[Records from a data collection]
____________________

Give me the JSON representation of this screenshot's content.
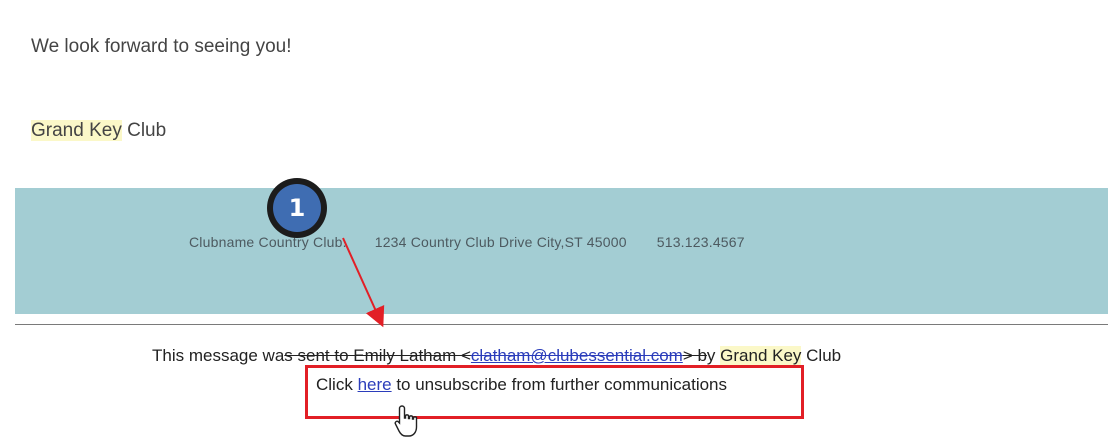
{
  "email": {
    "greeting": "We look forward to seeing you!",
    "signature": {
      "highlight": "Grand Key",
      "rest": " Club"
    }
  },
  "banner": {
    "club_name": "Clubname Country Club.",
    "address": "1234 Country Club Drive City,ST 45000",
    "phone": "513.123.4567"
  },
  "footer": {
    "sent_prefix": "This message wa",
    "sent_struck": "s sent to Emily Latham <",
    "sent_email": "clatham@clubessential.com",
    "sent_struck_end": "> b",
    "sent_after": "y ",
    "sent_club": "Grand Key",
    "sent_club_rest": " Club",
    "unsubscribe_prefix": "Click ",
    "unsubscribe_link": "here",
    "unsubscribe_suffix": " to unsubscribe from further communications"
  },
  "annotation": {
    "step_number": "1",
    "highlight_color": "#e21f26",
    "badge_color": "#3f6db2",
    "cursor_icon": "hand-pointer-icon"
  },
  "colors": {
    "banner_bg": "#a3cdd3",
    "link": "#2b3dbb",
    "text_highlight": "#fbf8c8"
  }
}
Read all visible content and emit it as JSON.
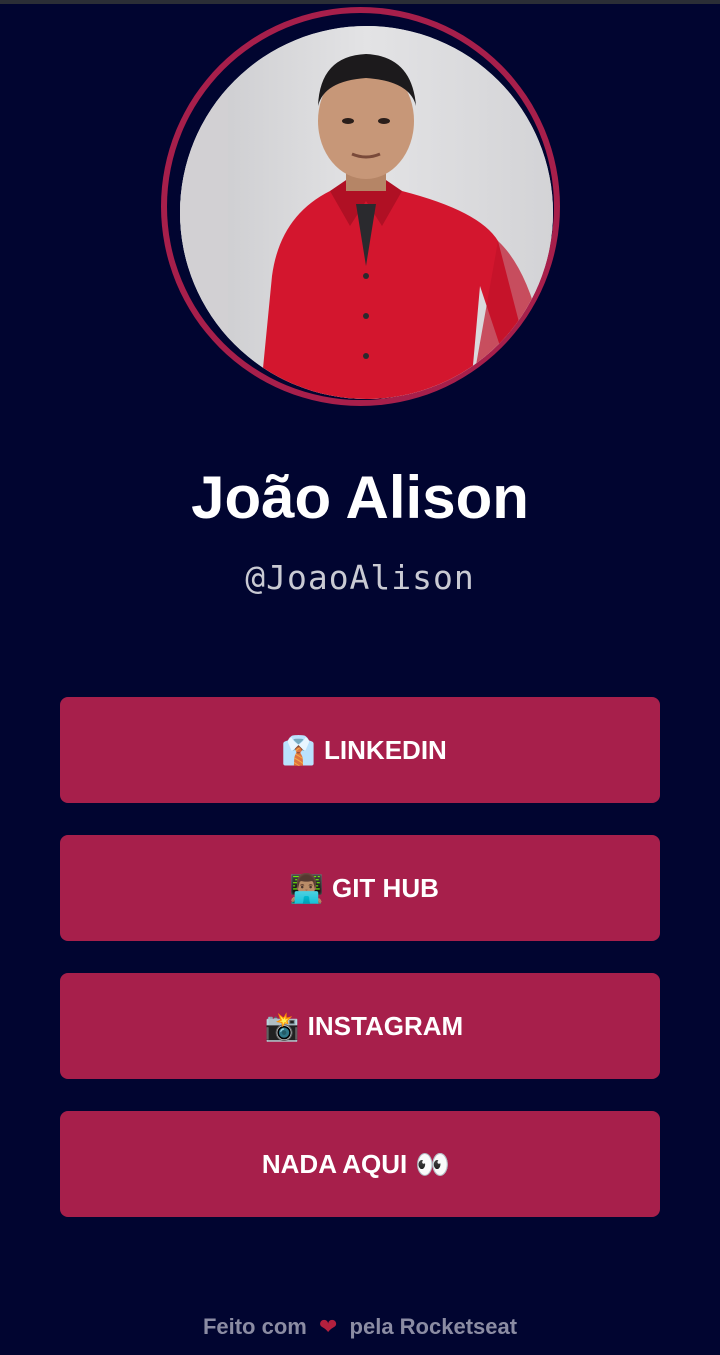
{
  "profile": {
    "name": "João Alison",
    "handle": "@JoaoAlison"
  },
  "links": [
    {
      "label": "LINKEDIN",
      "icon": "👔",
      "icon_name": "necktie-shirt-icon"
    },
    {
      "label": "GIT HUB",
      "icon": "👨🏽‍💻",
      "icon_name": "technologist-icon"
    },
    {
      "label": "INSTAGRAM",
      "icon": "📸",
      "icon_name": "camera-flash-icon"
    },
    {
      "label": "NADA AQUI",
      "icon": "👀",
      "icon_name": "eyes-icon"
    }
  ],
  "footer": {
    "prefix": "Feito com",
    "heart": "❤",
    "suffix": "pela Rocketseat"
  },
  "colors": {
    "background": "#010530",
    "accent": "#a71f4b",
    "text": "#ffffff",
    "muted": "#8b8ca3"
  }
}
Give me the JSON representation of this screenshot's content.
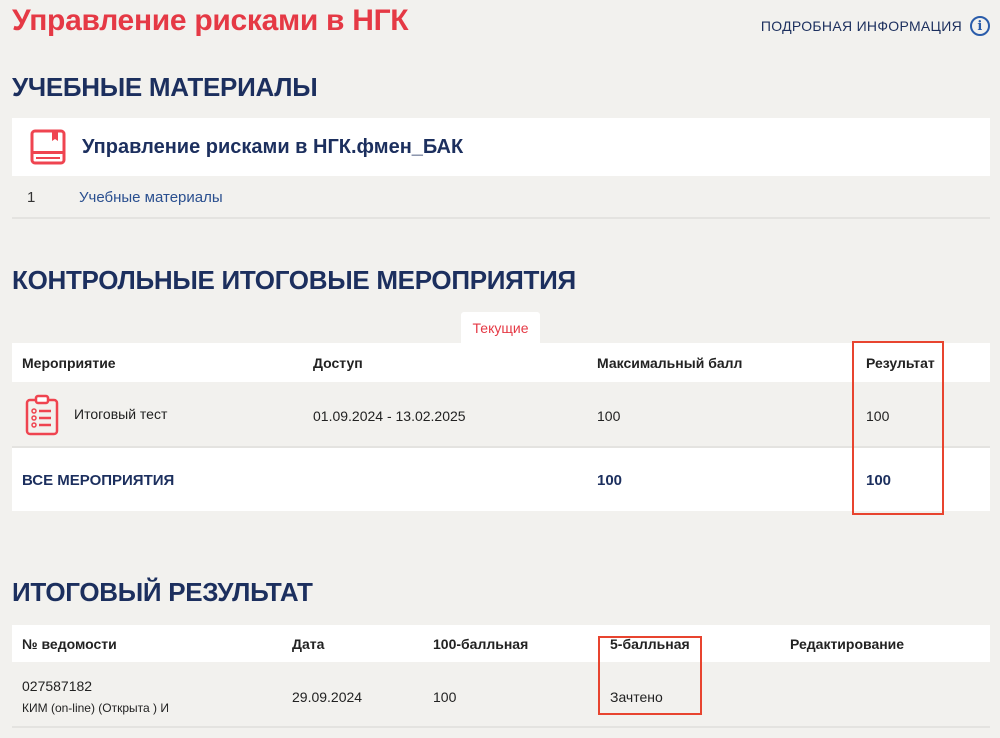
{
  "header": {
    "title": "Управление рисками в НГК",
    "info_link": "ПОДРОБНАЯ ИНФОРМАЦИЯ"
  },
  "materials": {
    "heading": "УЧЕБНЫЕ МАТЕРИАЛЫ",
    "course": "Управление рисками в НГК.фмен_БАК",
    "items": [
      {
        "num": "1",
        "label": "Учебные материалы"
      }
    ]
  },
  "events": {
    "heading": "КОНТРОЛЬНЫЕ ИТОГОВЫЕ МЕРОПРИЯТИЯ",
    "tab": "Текущие",
    "columns": [
      "Мероприятие",
      "Доступ",
      "Максимальный балл",
      "Результат"
    ],
    "rows": [
      {
        "name": "Итоговый тест",
        "access": "01.09.2024 - 13.02.2025",
        "max": "100",
        "result": "100"
      }
    ],
    "total": {
      "label": "ВСЕ МЕРОПРИЯТИЯ",
      "max": "100",
      "result": "100"
    }
  },
  "final": {
    "heading": "ИТОГОВЫЙ РЕЗУЛЬТАТ",
    "columns": [
      "№ ведомости",
      "Дата",
      "100-балльная",
      "5-балльная",
      "Редактирование"
    ],
    "rows": [
      {
        "number": "027587182",
        "type": "КИМ (on-line) (Открыта ) И",
        "date": "29.09.2024",
        "score100": "100",
        "score5": "Зачтено"
      }
    ]
  }
}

____________________

Give back the whole listing as it stands, minus its pictures.

Give me the JSON representation of this screenshot's content.
{
  "email": {
    "greeting": "We look forward to seeing you!",
    "signature": {
      "highlight": "Grand Key",
      "rest": " Club"
    }
  },
  "banner": {
    "club_name": "Clubname Country Club.",
    "address": "1234 Country Club Drive City,ST 45000",
    "phone": "513.123.4567"
  },
  "footer": {
    "sent_prefix": "This message wa",
    "sent_struck": "s sent to Emily Latham <",
    "sent_email": "clatham@clubessential.com",
    "sent_struck_end": "> b",
    "sent_after": "y ",
    "sent_club": "Grand Key",
    "sent_club_rest": " Club",
    "unsubscribe_prefix": "Click ",
    "unsubscribe_link": "here",
    "unsubscribe_suffix": " to unsubscribe from further communications"
  },
  "annotation": {
    "step_number": "1",
    "highlight_color": "#e21f26",
    "badge_color": "#3f6db2",
    "cursor_icon": "hand-pointer-icon"
  },
  "colors": {
    "banner_bg": "#a3cdd3",
    "link": "#2b3dbb",
    "text_highlight": "#fbf8c8"
  }
}
Read all visible content and emit it as JSON.
{
  "profile": {
    "name": "João Alison",
    "handle": "@JoaoAlison"
  },
  "links": [
    {
      "label": "LINKEDIN",
      "icon": "👔",
      "icon_name": "necktie-shirt-icon"
    },
    {
      "label": "GIT HUB",
      "icon": "👨🏽‍💻",
      "icon_name": "technologist-icon"
    },
    {
      "label": "INSTAGRAM",
      "icon": "📸",
      "icon_name": "camera-flash-icon"
    },
    {
      "label": "NADA AQUI",
      "icon": "👀",
      "icon_name": "eyes-icon"
    }
  ],
  "footer": {
    "prefix": "Feito com",
    "heart": "❤",
    "suffix": "pela Rocketseat"
  },
  "colors": {
    "background": "#010530",
    "accent": "#a71f4b",
    "text": "#ffffff",
    "muted": "#8b8ca3"
  }
}
Give me the JSON representation of this screenshot's content.
{
  "header": {
    "title": "Управление рисками в НГК",
    "info_link": "ПОДРОБНАЯ ИНФОРМАЦИЯ"
  },
  "materials": {
    "heading": "УЧЕБНЫЕ МАТЕРИАЛЫ",
    "course": "Управление рисками в НГК.фмен_БАК",
    "items": [
      {
        "num": "1",
        "label": "Учебные материалы"
      }
    ]
  },
  "events": {
    "heading": "КОНТРОЛЬНЫЕ ИТОГОВЫЕ МЕРОПРИЯТИЯ",
    "tab": "Текущие",
    "columns": [
      "Мероприятие",
      "Доступ",
      "Максимальный балл",
      "Результат"
    ],
    "rows": [
      {
        "name": "Итоговый тест",
        "access": "01.09.2024 - 13.02.2025",
        "max": "100",
        "result": "100"
      }
    ],
    "total": {
      "label": "ВСЕ МЕРОПРИЯТИЯ",
      "max": "100",
      "result": "100"
    }
  },
  "final": {
    "heading": "ИТОГОВЫЙ РЕЗУЛЬТАТ",
    "columns": [
      "№ ведомости",
      "Дата",
      "100-балльная",
      "5-балльная",
      "Редактирование"
    ],
    "rows": [
      {
        "number": "027587182",
        "type": "КИМ (on-line) (Открыта ) И",
        "date": "29.09.2024",
        "score100": "100",
        "score5": "Зачтено"
      }
    ]
  }
}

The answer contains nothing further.